*ФРАГМЕНТ ТЕКСТА:*
──────

Да ещё ж было одно место в Цюрихе – импозантная контора Хееба. Посещал я её раз-два в неделю, с деловитостью подшивали какие-то бумаги фрау Хееб, пожилая хрупкая дама, и юная секретарша, а неизменно важный Хееб в своём кабинете сидел за огромным письменным столом, тут и толстые своды швейцарских законов, – да и мне предлагал немало бумаг на главных языках Европы, а то и побочных, я сидел потел, но все они были как-то не к делу: пустейшие поздравления, пустейшие приглашения, куда я ни за что не поеду, просьбы, просьбы о встрече, приёме, – да я и облегчён был, что всё пустое, не надо ещё на это время тратить. (И само собой – книги, книги в подарок, есть и вовсе лишние, куда их? только на наш чердак.) А если деньги мне нужны? – Хееб выписывал чек, он ведь распоряжался всем. И так не приходило мне даже в голову, что когда-то надо сесть, расспросить о делах – каких там ещё?
А вот и дело: говорит Хееб, надо мне ехать для судебного свидетельства. С чего это? Оказывается: лондонский издатель Флегон, – тот самый, испортивший когда-то своим пиратским изданием «Круг» по-русски, хороший друг Виктора Луи, – теперь так же пиратски издал первый том «Архипелага», ИМКА-Пресс судится с ним, но раз я теперь на Западе – требуется и моё присоединение. Боже, как не хочется, как не до этого душе, только и рвущейся – начать бы писать. Но надо так надо, в чужой монастырь со своим уставом не лезь. Едем, в цюрихский английский консулат. Ещё надо изрядно потолкаться на Западе, чтобы получить отвращение к судам! И я еду как в тумане. Какой-то чин садится со мной беседовать – теперь, конечно, по-английски, и давай перестраивай мозговые извилины с немецкого, Боже, как мучительно. Но, с другой стороны: если не пресечь Флегона – значит признать, что у меня нет авторских прав на «Архипелаг». Ну, кой-как моё мнение изложено, издания Флегона я не разрешал и протестую, теперь – приноси присягу на Библии. Приношу. (Стоило бы из-за чего другого! И безбожник Флегон в Лондоне тоже охотно присягает.)
Проходит недели две – получаю из Лондона телеграмму от Флегона, что он такого-то числа явится для вручения мне судебного иска. Я и внимания не придал. Но в назначенный день – тёплый весенний день, появляется на Штапферштрассе некий подвижный человечек в чёрной шляпе и в чёрном же плаще-накидке, демонстративно длинном и с широким запа́хом, как ходили в Англии прошлого века, может быть, стряпчие, напоминает большую летучую мышь. На каменном столбике нашей калитки что-то наклеивает, возвращается на другую сторону улицы и стоит там. Выбежал Митя, вернулся, сообщает мне, что это, на английском языке, крупноразмерными, увеличенными буквами, вызов меня в Высший Суд Великобритании, и с какой-то важной печатью. Первое наше движение – пусть Митя сорвёт прочь, да и всё. Но какой-то инстинкт почему-то подсказал мне – не срывать, чёрт с ним, пусть висит. Прохожие останавливались, смотрели, удивлялись, шли дальше. Так и провисел до темноты. А Флегон-то, оказалось, все эти часы дежурил с фотоаппаратом – сфотографировать, как мы срываем, это и будет документально означать, что я – принял повестку в английский суд и теперь подпадаю под него. (Потом я узнал, что иски эти не разрешено посылать по почте, а только лично вручать. Но всё равно, английские газеты уже печатали: издатель «Архипелага» подал на своего автора – стало быть, недобросовестного – в суд. Подарок для ГБ. В каком-то скороспелом дерьме хотели меня измазать.)

──────

*ПОКАЗАННЫЕ ДАННЫЕ:*
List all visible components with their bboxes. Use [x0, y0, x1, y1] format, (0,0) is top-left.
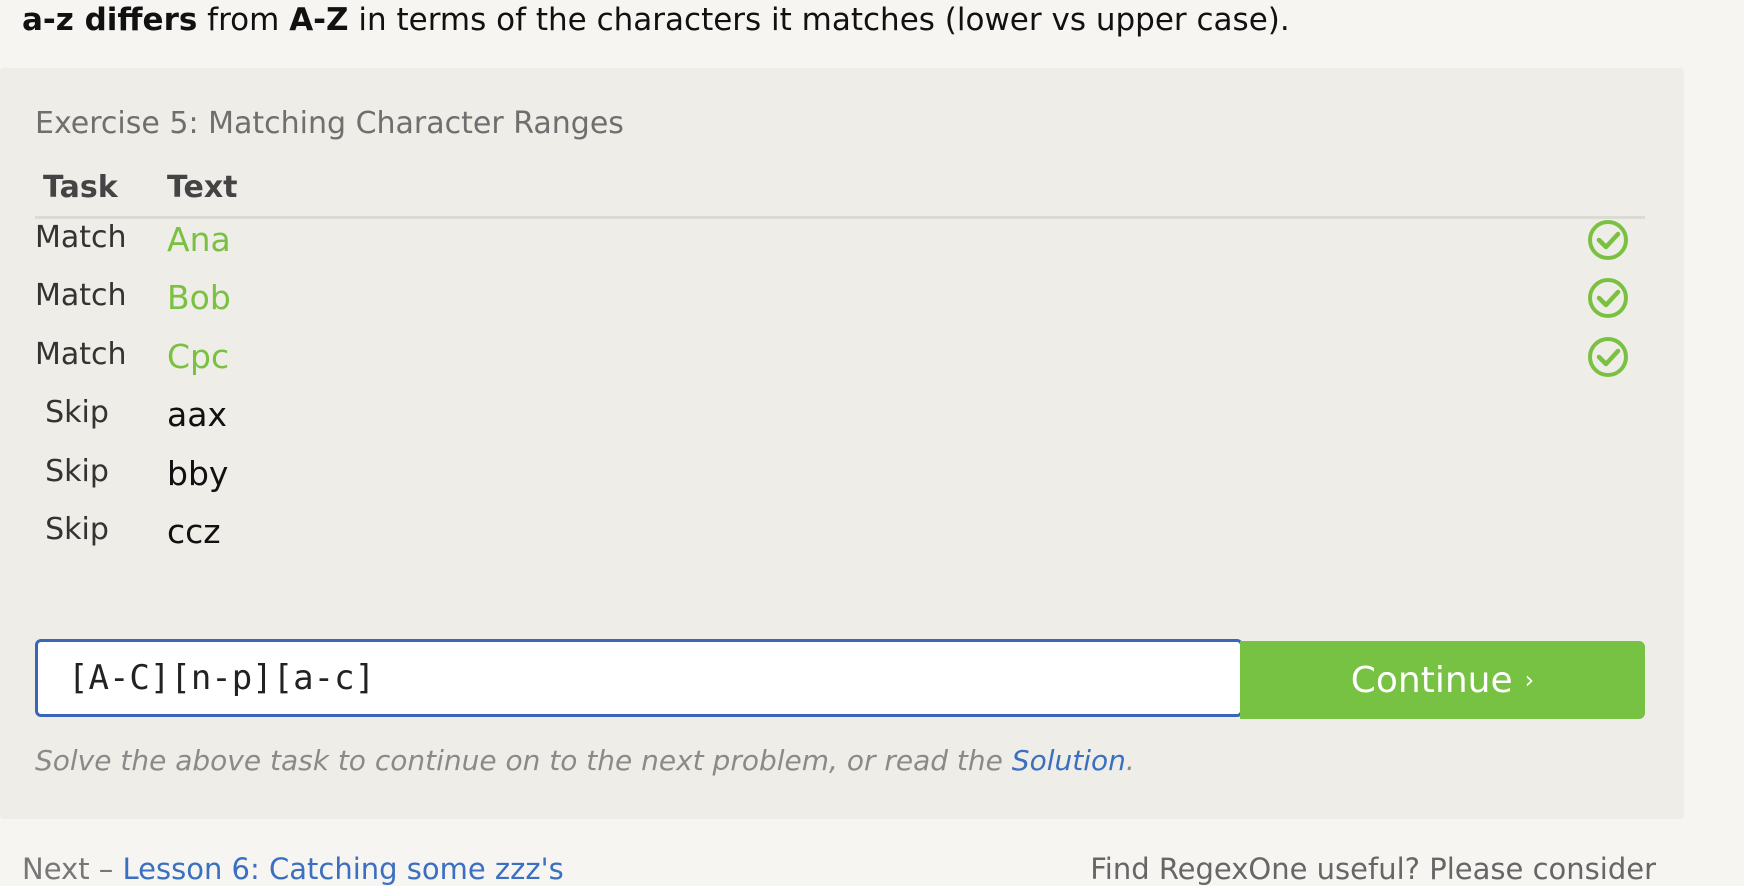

──────

*ЗАДАЧА:*
Зачем, согласно фрагменту текста, Флегон все те часы дежурил с фотоаппаратом?

*РЕШЕНИЕ:*
Он хотел сфотографировать, как срывают вызов. Такой снимок документально означал бы, что повестка в английский суд принята и рассказчик теперь подпадает под этот суд.